- GOAL -
Filter the entries below, keeping only lines with the word "JSON".
···
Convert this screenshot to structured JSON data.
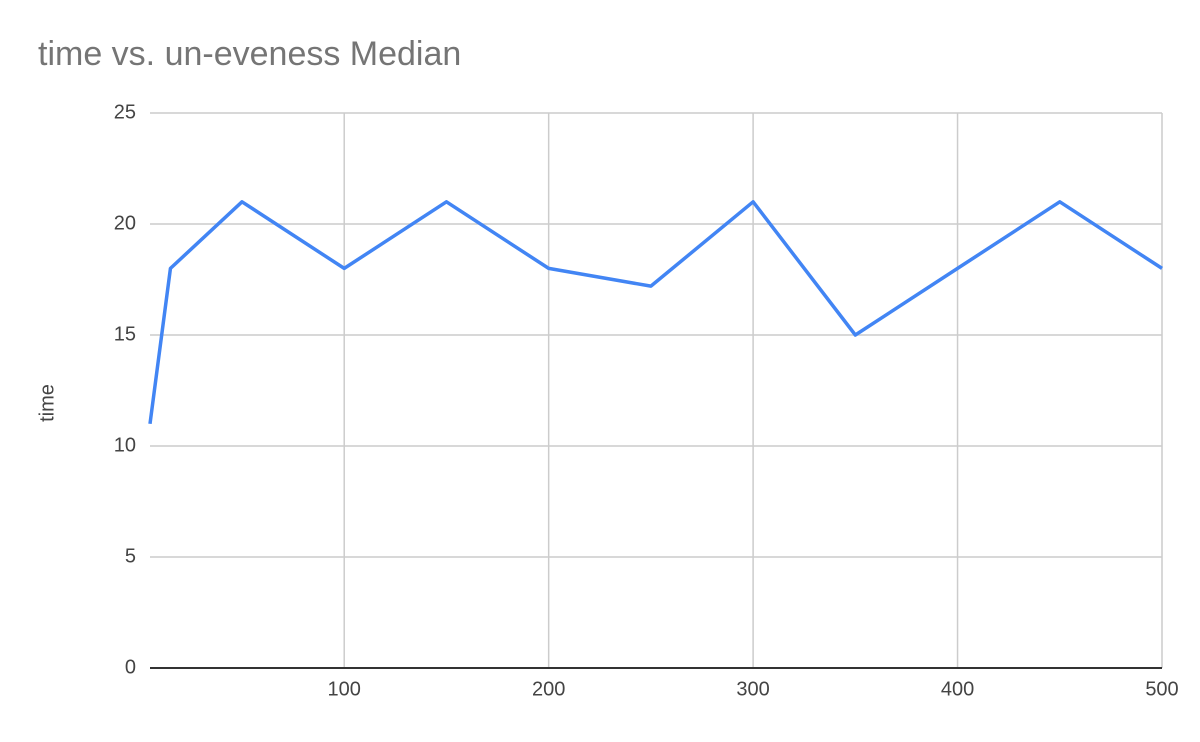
{
  "chart_data": {
    "type": "line",
    "title": "time vs. un-eveness Median",
    "y_label": "time",
    "x": [
      5,
      15,
      50,
      100,
      150,
      200,
      250,
      300,
      350,
      400,
      450,
      500
    ],
    "series": [
      {
        "name": "time",
        "color": "#4285f4",
        "values": [
          11,
          18,
          21,
          18,
          21,
          18,
          17.2,
          21,
          15,
          18,
          21,
          18
        ]
      }
    ],
    "xlim": [
      5,
      500
    ],
    "xticks": [
      100,
      200,
      300,
      400,
      500
    ],
    "ylim": [
      0,
      25
    ],
    "yticks": [
      0,
      5,
      10,
      15,
      20,
      25
    ],
    "grid": true
  }
}
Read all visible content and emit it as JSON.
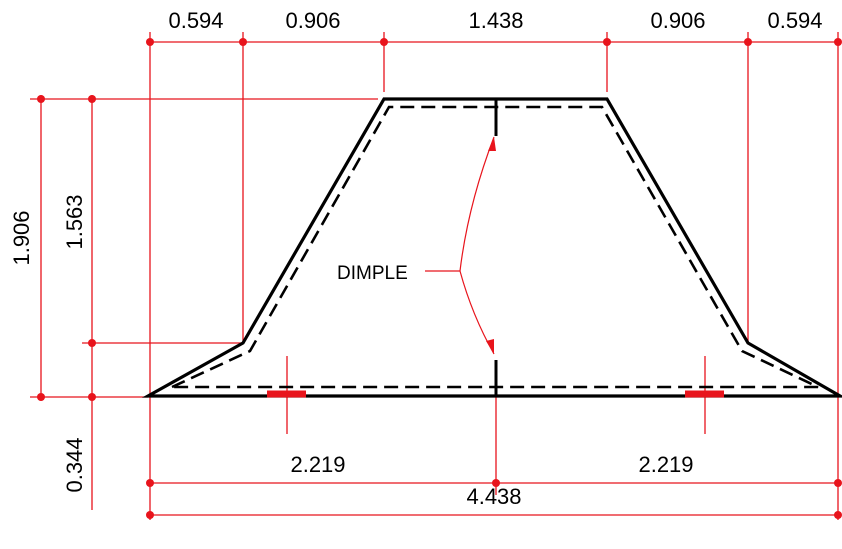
{
  "dimensions": {
    "top": [
      "0.594",
      "0.906",
      "1.438",
      "0.906",
      "0.594"
    ],
    "overall_height": "1.906",
    "slope_height": "1.563",
    "lip_height": "0.344",
    "half_width_left": "2.219",
    "half_width_right": "2.219",
    "total_width": "4.438"
  },
  "callout": {
    "text": "DIMPLE"
  },
  "colors": {
    "dimension": "#e8141c",
    "profile": "#000000"
  }
}
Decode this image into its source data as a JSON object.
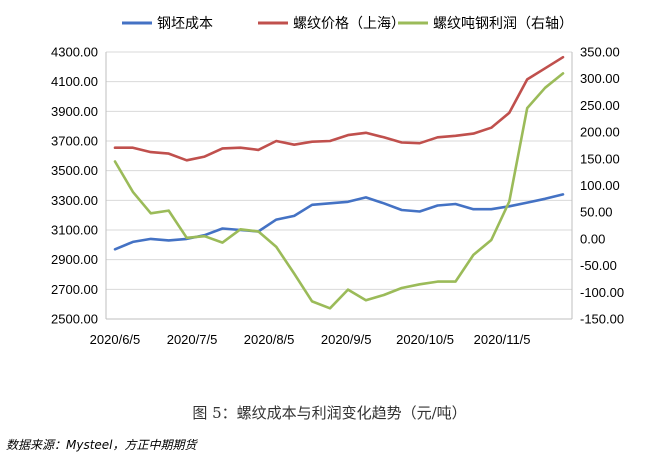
{
  "chart_data": {
    "type": "line",
    "x": [
      "2020/6/5",
      "2020/6/12",
      "2020/6/19",
      "2020/6/26",
      "2020/7/3",
      "2020/7/10",
      "2020/7/17",
      "2020/7/24",
      "2020/7/31",
      "2020/8/7",
      "2020/8/14",
      "2020/8/21",
      "2020/8/28",
      "2020/9/4",
      "2020/9/11",
      "2020/9/18",
      "2020/9/25",
      "2020/10/2",
      "2020/10/9",
      "2020/10/16",
      "2020/10/23",
      "2020/10/30",
      "2020/11/6",
      "2020/11/13",
      "2020/11/20",
      "2020/11/27"
    ],
    "x_tick_labels": [
      "2020/6/5",
      "2020/7/5",
      "2020/8/5",
      "2020/9/5",
      "2020/10/5",
      "2020/11/5"
    ],
    "x_tick_index": [
      0,
      4.3,
      8.6,
      12.9,
      17.3,
      21.6
    ],
    "series": [
      {
        "name": "钢坯成本",
        "axis": "left",
        "color": "#4472c4",
        "values": [
          2970,
          3020,
          3040,
          3030,
          3040,
          3065,
          3110,
          3100,
          3090,
          3170,
          3195,
          3270,
          3280,
          3290,
          3320,
          3280,
          3235,
          3225,
          3265,
          3275,
          3240,
          3240,
          3260,
          3285,
          3310,
          3340
        ]
      },
      {
        "name": "螺纹价格（上海）",
        "axis": "left",
        "color": "#c0504d",
        "values": [
          3655,
          3655,
          3625,
          3615,
          3570,
          3595,
          3650,
          3655,
          3640,
          3700,
          3675,
          3695,
          3700,
          3740,
          3755,
          3725,
          3690,
          3685,
          3725,
          3735,
          3750,
          3790,
          3890,
          4115,
          4190,
          4265
        ]
      },
      {
        "name": "螺纹吨钢利润（右轴）",
        "axis": "right",
        "color": "#9bbb59",
        "values": [
          145,
          88,
          48,
          53,
          2,
          5,
          -7,
          18,
          14,
          -15,
          -65,
          -117,
          -130,
          -95,
          -115,
          -105,
          -92,
          -85,
          -80,
          -80,
          -30,
          -2,
          70,
          245,
          283,
          310
        ]
      }
    ],
    "y_left": {
      "min": 2500,
      "max": 4300,
      "step": 200,
      "ticks": [
        "2500.00",
        "2700.00",
        "2900.00",
        "3100.00",
        "3300.00",
        "3500.00",
        "3700.00",
        "3900.00",
        "4100.00",
        "4300.00"
      ]
    },
    "y_right": {
      "min": -150,
      "max": 350,
      "step": 50,
      "ticks": [
        "-150.00",
        "-100.00",
        "-50.00",
        "0.00",
        "50.00",
        "100.00",
        "150.00",
        "200.00",
        "250.00",
        "300.00",
        "350.00"
      ]
    },
    "grid": true,
    "legend_position": "top"
  },
  "caption": "图 5：螺纹成本与利润变化趋势（元/吨）",
  "source": "数据来源：Mysteel，方正中期期货"
}
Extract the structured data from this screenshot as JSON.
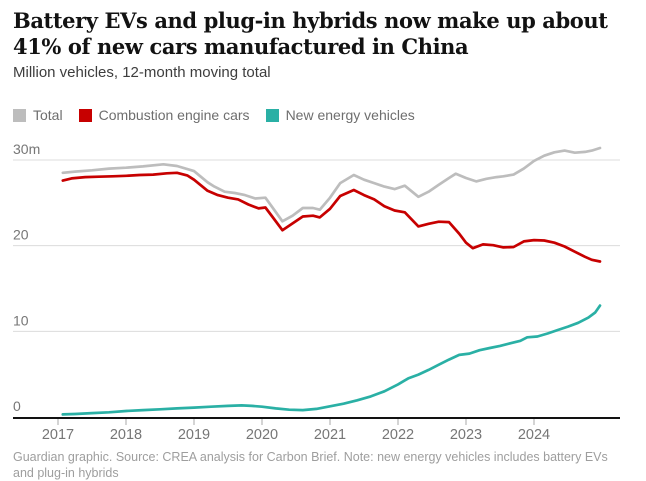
{
  "header": {
    "title": "Battery EVs and plug-in hybrids now make up about 41% of new cars manufactured in China",
    "subtitle": "Million vehicles, 12-month moving total"
  },
  "legend": {
    "items": [
      {
        "label": "Total",
        "color": "#bdbdbd"
      },
      {
        "label": "Combustion engine cars",
        "color": "#c70000"
      },
      {
        "label": "New energy vehicles",
        "color": "#2ab0a5"
      }
    ]
  },
  "footer": {
    "note": "Guardian graphic. Source: CREA analysis for Carbon Brief. Note: new energy vehicles includes battery EVs and plug-in hybrids"
  },
  "colors": {
    "axis": "#121212",
    "gridline": "#dcdcdc",
    "tick": "#a8a8a8",
    "axis_label": "#767676"
  },
  "chart_data": {
    "type": "line",
    "title": "Battery EVs and plug-in hybrids now make up about 41% of new cars manufactured in China",
    "units": "Million vehicles, 12-month moving total",
    "xlabel": "",
    "ylabel": "Million vehicles",
    "xlim": [
      2017,
      2025
    ],
    "ylim": [
      0,
      31.5
    ],
    "x_ticks": [
      2017,
      2018,
      2019,
      2020,
      2021,
      2022,
      2023,
      2024
    ],
    "y_ticks": [
      0,
      10,
      20,
      30
    ],
    "y_tick_labels": [
      "0",
      "10",
      "20",
      "30m"
    ],
    "grid": "horizontal",
    "legend_position": "top",
    "series": [
      {
        "name": "Total",
        "color": "#bdbdbd",
        "points": [
          [
            2017.07,
            28.5
          ],
          [
            2017.25,
            28.65
          ],
          [
            2017.5,
            28.8
          ],
          [
            2017.75,
            29.0
          ],
          [
            2018.0,
            29.1
          ],
          [
            2018.25,
            29.25
          ],
          [
            2018.55,
            29.5
          ],
          [
            2018.75,
            29.3
          ],
          [
            2019.0,
            28.7
          ],
          [
            2019.2,
            27.4
          ],
          [
            2019.3,
            26.9
          ],
          [
            2019.45,
            26.3
          ],
          [
            2019.6,
            26.15
          ],
          [
            2019.75,
            25.9
          ],
          [
            2019.9,
            25.5
          ],
          [
            2020.05,
            25.6
          ],
          [
            2020.15,
            24.5
          ],
          [
            2020.3,
            22.85
          ],
          [
            2020.45,
            23.5
          ],
          [
            2020.6,
            24.4
          ],
          [
            2020.75,
            24.4
          ],
          [
            2020.85,
            24.2
          ],
          [
            2021.0,
            25.6
          ],
          [
            2021.15,
            27.3
          ],
          [
            2021.35,
            28.25
          ],
          [
            2021.5,
            27.7
          ],
          [
            2021.65,
            27.3
          ],
          [
            2021.8,
            26.9
          ],
          [
            2021.95,
            26.6
          ],
          [
            2022.1,
            27.0
          ],
          [
            2022.3,
            25.7
          ],
          [
            2022.45,
            26.3
          ],
          [
            2022.6,
            27.1
          ],
          [
            2022.75,
            27.9
          ],
          [
            2022.85,
            28.4
          ],
          [
            2023.0,
            27.9
          ],
          [
            2023.15,
            27.5
          ],
          [
            2023.3,
            27.8
          ],
          [
            2023.45,
            28.0
          ],
          [
            2023.55,
            28.1
          ],
          [
            2023.7,
            28.3
          ],
          [
            2023.85,
            29.0
          ],
          [
            2024.0,
            29.9
          ],
          [
            2024.15,
            30.5
          ],
          [
            2024.3,
            30.9
          ],
          [
            2024.45,
            31.1
          ],
          [
            2024.6,
            30.85
          ],
          [
            2024.75,
            30.95
          ],
          [
            2024.85,
            31.1
          ],
          [
            2024.97,
            31.4
          ]
        ]
      },
      {
        "name": "Combustion engine cars",
        "color": "#c70000",
        "points": [
          [
            2017.07,
            27.6
          ],
          [
            2017.2,
            27.85
          ],
          [
            2017.4,
            28.0
          ],
          [
            2017.6,
            28.05
          ],
          [
            2017.8,
            28.1
          ],
          [
            2018.0,
            28.15
          ],
          [
            2018.2,
            28.25
          ],
          [
            2018.4,
            28.3
          ],
          [
            2018.6,
            28.45
          ],
          [
            2018.75,
            28.5
          ],
          [
            2018.9,
            28.2
          ],
          [
            2019.0,
            27.7
          ],
          [
            2019.2,
            26.4
          ],
          [
            2019.35,
            25.9
          ],
          [
            2019.5,
            25.6
          ],
          [
            2019.65,
            25.4
          ],
          [
            2019.8,
            24.8
          ],
          [
            2019.95,
            24.35
          ],
          [
            2020.05,
            24.45
          ],
          [
            2020.15,
            23.4
          ],
          [
            2020.3,
            21.8
          ],
          [
            2020.45,
            22.6
          ],
          [
            2020.6,
            23.4
          ],
          [
            2020.75,
            23.5
          ],
          [
            2020.85,
            23.3
          ],
          [
            2021.0,
            24.3
          ],
          [
            2021.15,
            25.8
          ],
          [
            2021.35,
            26.5
          ],
          [
            2021.5,
            25.9
          ],
          [
            2021.65,
            25.4
          ],
          [
            2021.8,
            24.6
          ],
          [
            2021.95,
            24.1
          ],
          [
            2022.1,
            23.9
          ],
          [
            2022.3,
            22.25
          ],
          [
            2022.45,
            22.55
          ],
          [
            2022.6,
            22.8
          ],
          [
            2022.75,
            22.75
          ],
          [
            2022.9,
            21.4
          ],
          [
            2023.0,
            20.35
          ],
          [
            2023.1,
            19.7
          ],
          [
            2023.25,
            20.15
          ],
          [
            2023.4,
            20.05
          ],
          [
            2023.55,
            19.8
          ],
          [
            2023.7,
            19.85
          ],
          [
            2023.85,
            20.5
          ],
          [
            2024.0,
            20.65
          ],
          [
            2024.15,
            20.6
          ],
          [
            2024.3,
            20.35
          ],
          [
            2024.45,
            19.9
          ],
          [
            2024.6,
            19.3
          ],
          [
            2024.75,
            18.7
          ],
          [
            2024.85,
            18.35
          ],
          [
            2024.97,
            18.15
          ]
        ]
      },
      {
        "name": "New energy vehicles",
        "color": "#2ab0a5",
        "points": [
          [
            2017.07,
            0.3
          ],
          [
            2017.25,
            0.35
          ],
          [
            2017.5,
            0.45
          ],
          [
            2017.75,
            0.55
          ],
          [
            2018.0,
            0.7
          ],
          [
            2018.25,
            0.8
          ],
          [
            2018.5,
            0.9
          ],
          [
            2018.75,
            1.0
          ],
          [
            2019.0,
            1.1
          ],
          [
            2019.25,
            1.2
          ],
          [
            2019.5,
            1.3
          ],
          [
            2019.7,
            1.35
          ],
          [
            2019.85,
            1.3
          ],
          [
            2020.0,
            1.2
          ],
          [
            2020.2,
            1.0
          ],
          [
            2020.4,
            0.85
          ],
          [
            2020.6,
            0.8
          ],
          [
            2020.8,
            0.95
          ],
          [
            2021.0,
            1.25
          ],
          [
            2021.2,
            1.55
          ],
          [
            2021.4,
            1.95
          ],
          [
            2021.6,
            2.4
          ],
          [
            2021.8,
            3.0
          ],
          [
            2022.0,
            3.8
          ],
          [
            2022.15,
            4.5
          ],
          [
            2022.3,
            4.95
          ],
          [
            2022.45,
            5.5
          ],
          [
            2022.6,
            6.1
          ],
          [
            2022.75,
            6.7
          ],
          [
            2022.9,
            7.25
          ],
          [
            2023.05,
            7.4
          ],
          [
            2023.2,
            7.8
          ],
          [
            2023.35,
            8.05
          ],
          [
            2023.5,
            8.3
          ],
          [
            2023.65,
            8.6
          ],
          [
            2023.8,
            8.9
          ],
          [
            2023.9,
            9.3
          ],
          [
            2024.05,
            9.4
          ],
          [
            2024.2,
            9.75
          ],
          [
            2024.35,
            10.15
          ],
          [
            2024.5,
            10.55
          ],
          [
            2024.65,
            11.0
          ],
          [
            2024.8,
            11.6
          ],
          [
            2024.9,
            12.2
          ],
          [
            2024.97,
            13.0
          ]
        ]
      }
    ]
  }
}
···
- OUTPUT -
Convert this screenshot to structured JSON data.
Read all visible content and emit it as JSON.
Decode this image into its source data as a JSON object.
Extract the structured data from this screenshot as JSON.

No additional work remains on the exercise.